▶ _Description of the task_:
Find each line with the string "intercept" and report it.

▶ _Working data_:
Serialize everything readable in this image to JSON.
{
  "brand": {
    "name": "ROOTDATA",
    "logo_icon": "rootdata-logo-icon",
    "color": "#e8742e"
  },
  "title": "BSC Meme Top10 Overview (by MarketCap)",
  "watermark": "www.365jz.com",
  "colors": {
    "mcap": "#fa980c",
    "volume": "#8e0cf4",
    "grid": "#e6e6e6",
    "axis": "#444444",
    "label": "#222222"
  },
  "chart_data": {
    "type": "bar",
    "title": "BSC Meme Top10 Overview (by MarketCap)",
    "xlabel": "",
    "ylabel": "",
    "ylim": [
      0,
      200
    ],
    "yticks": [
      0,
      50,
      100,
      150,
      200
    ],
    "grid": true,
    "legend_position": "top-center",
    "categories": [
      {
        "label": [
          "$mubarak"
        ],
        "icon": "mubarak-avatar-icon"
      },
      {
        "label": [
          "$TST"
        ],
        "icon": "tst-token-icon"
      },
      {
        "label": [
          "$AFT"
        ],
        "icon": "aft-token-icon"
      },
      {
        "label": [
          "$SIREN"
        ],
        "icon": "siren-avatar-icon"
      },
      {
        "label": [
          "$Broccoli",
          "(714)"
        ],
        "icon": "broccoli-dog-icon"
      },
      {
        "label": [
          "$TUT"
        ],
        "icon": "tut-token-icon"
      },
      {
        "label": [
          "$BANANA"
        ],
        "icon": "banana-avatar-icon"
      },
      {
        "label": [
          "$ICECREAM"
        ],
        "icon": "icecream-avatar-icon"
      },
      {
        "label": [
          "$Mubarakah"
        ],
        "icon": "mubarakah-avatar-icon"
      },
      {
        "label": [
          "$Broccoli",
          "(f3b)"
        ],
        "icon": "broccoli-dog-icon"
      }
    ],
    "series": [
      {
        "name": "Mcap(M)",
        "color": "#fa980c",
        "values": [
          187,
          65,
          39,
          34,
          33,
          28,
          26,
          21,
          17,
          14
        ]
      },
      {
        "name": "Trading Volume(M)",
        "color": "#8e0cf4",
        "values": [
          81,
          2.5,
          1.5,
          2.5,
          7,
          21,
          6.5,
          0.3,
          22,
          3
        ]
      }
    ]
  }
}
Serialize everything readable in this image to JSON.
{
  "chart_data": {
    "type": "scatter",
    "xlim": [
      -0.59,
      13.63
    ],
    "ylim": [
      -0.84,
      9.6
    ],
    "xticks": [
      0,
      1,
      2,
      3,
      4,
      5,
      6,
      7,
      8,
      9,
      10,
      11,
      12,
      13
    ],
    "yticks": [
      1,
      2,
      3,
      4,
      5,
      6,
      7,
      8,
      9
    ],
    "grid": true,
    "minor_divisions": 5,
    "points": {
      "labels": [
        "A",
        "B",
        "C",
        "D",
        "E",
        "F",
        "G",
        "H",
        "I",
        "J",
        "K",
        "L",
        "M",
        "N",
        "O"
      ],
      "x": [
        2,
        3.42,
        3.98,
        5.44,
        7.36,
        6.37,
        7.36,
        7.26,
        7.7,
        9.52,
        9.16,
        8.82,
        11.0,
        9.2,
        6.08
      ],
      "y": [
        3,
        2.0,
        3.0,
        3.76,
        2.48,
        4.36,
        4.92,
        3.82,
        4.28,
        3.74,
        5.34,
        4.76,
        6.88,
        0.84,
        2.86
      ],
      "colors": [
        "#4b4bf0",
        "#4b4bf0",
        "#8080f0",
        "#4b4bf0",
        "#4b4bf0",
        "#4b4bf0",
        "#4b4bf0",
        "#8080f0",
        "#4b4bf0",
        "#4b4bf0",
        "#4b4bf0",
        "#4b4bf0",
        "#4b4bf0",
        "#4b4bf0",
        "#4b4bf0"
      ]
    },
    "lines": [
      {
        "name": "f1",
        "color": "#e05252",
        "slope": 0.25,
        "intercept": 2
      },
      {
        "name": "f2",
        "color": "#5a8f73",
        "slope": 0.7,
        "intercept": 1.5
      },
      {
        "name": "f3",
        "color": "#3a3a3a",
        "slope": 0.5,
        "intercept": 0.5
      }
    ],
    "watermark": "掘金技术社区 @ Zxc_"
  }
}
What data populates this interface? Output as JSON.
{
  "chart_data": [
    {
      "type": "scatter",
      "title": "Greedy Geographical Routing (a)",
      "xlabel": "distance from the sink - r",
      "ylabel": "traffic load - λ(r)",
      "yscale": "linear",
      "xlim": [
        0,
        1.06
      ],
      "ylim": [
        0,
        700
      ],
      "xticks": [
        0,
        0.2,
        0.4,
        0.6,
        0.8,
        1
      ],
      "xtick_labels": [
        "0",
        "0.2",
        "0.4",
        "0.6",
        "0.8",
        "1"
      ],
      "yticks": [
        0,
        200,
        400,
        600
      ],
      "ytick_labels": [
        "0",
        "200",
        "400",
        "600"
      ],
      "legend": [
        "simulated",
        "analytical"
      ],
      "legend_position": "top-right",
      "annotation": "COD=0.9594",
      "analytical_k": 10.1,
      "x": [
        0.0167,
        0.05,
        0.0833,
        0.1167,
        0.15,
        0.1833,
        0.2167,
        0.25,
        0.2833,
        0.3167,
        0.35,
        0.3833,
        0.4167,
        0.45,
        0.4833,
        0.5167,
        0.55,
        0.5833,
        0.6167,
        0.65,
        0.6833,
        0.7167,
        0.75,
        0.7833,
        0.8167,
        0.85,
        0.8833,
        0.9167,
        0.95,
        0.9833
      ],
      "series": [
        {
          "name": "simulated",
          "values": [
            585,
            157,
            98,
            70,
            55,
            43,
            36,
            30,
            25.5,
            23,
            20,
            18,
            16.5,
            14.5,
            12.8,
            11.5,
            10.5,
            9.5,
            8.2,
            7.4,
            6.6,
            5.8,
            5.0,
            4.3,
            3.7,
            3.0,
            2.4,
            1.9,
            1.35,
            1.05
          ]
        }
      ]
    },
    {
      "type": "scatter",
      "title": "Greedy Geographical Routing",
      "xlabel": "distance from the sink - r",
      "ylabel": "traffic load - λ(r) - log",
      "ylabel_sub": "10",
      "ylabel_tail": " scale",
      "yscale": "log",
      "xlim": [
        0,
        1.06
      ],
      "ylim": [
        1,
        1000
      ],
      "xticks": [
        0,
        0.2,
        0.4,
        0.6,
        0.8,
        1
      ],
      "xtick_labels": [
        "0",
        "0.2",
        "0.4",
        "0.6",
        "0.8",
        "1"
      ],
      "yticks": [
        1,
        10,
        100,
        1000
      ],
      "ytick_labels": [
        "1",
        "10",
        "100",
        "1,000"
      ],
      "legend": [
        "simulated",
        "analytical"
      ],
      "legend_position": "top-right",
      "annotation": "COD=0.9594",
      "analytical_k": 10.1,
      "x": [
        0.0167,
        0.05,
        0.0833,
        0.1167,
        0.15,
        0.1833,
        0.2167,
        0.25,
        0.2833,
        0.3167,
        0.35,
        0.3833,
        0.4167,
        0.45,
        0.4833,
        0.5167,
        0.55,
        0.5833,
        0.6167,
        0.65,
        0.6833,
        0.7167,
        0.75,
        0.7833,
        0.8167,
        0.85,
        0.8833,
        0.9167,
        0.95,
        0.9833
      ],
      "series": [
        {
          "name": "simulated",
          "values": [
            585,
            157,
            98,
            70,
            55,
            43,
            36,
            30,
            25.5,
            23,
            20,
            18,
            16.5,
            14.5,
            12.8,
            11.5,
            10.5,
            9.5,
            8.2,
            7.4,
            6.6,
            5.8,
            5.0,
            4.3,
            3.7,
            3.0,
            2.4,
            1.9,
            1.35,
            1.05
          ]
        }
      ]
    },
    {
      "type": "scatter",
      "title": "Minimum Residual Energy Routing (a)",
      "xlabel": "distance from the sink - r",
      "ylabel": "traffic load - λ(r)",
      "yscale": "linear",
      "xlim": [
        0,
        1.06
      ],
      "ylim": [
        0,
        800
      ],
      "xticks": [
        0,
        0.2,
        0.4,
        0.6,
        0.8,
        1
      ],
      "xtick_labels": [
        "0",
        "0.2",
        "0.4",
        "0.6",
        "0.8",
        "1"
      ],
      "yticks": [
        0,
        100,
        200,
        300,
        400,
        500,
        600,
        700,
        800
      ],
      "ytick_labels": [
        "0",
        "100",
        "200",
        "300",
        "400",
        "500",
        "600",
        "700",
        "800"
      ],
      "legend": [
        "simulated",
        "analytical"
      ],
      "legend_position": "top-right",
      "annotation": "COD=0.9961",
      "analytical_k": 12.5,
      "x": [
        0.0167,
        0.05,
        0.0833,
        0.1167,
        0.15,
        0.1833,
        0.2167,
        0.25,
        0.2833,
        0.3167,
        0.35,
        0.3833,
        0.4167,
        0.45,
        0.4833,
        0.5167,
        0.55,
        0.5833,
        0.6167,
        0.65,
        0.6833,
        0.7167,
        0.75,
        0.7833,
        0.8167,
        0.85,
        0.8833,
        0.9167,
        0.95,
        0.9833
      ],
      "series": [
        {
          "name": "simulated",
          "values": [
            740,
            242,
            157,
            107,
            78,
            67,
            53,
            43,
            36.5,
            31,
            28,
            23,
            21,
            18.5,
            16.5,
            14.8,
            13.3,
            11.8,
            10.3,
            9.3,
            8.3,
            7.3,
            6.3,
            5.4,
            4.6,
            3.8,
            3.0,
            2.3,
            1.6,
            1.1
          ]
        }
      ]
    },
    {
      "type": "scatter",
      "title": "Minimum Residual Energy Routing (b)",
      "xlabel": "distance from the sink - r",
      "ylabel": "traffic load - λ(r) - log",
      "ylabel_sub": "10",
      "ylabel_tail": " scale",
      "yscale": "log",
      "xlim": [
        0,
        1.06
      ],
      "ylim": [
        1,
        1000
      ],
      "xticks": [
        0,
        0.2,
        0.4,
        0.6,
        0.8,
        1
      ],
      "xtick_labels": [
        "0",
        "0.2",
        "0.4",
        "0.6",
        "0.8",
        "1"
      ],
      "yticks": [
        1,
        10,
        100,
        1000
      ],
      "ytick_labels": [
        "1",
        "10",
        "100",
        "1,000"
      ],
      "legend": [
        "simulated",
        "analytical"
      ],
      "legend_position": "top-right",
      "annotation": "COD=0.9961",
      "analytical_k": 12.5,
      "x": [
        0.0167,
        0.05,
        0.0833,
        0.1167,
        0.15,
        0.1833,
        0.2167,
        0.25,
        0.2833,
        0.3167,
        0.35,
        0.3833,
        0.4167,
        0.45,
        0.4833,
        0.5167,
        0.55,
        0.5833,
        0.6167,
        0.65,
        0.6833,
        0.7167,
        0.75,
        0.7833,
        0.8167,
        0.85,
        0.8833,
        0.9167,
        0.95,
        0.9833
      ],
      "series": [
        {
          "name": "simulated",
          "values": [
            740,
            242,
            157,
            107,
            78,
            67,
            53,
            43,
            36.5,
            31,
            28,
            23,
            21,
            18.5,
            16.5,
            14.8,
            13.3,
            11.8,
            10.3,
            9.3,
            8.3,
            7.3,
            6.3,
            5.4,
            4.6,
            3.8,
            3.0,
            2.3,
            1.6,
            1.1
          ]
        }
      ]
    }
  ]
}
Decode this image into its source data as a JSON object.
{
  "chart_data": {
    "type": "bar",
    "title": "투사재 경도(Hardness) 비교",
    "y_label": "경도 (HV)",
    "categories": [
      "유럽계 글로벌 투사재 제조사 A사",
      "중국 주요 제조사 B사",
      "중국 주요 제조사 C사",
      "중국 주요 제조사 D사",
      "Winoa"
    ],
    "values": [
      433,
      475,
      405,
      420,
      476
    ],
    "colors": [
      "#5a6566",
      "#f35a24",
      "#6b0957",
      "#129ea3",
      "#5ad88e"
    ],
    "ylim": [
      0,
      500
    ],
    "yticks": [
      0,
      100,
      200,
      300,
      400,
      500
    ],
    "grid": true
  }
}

▶ _Result_:
        "intercept": 2
        "intercept": 1.5
        "intercept": 0.5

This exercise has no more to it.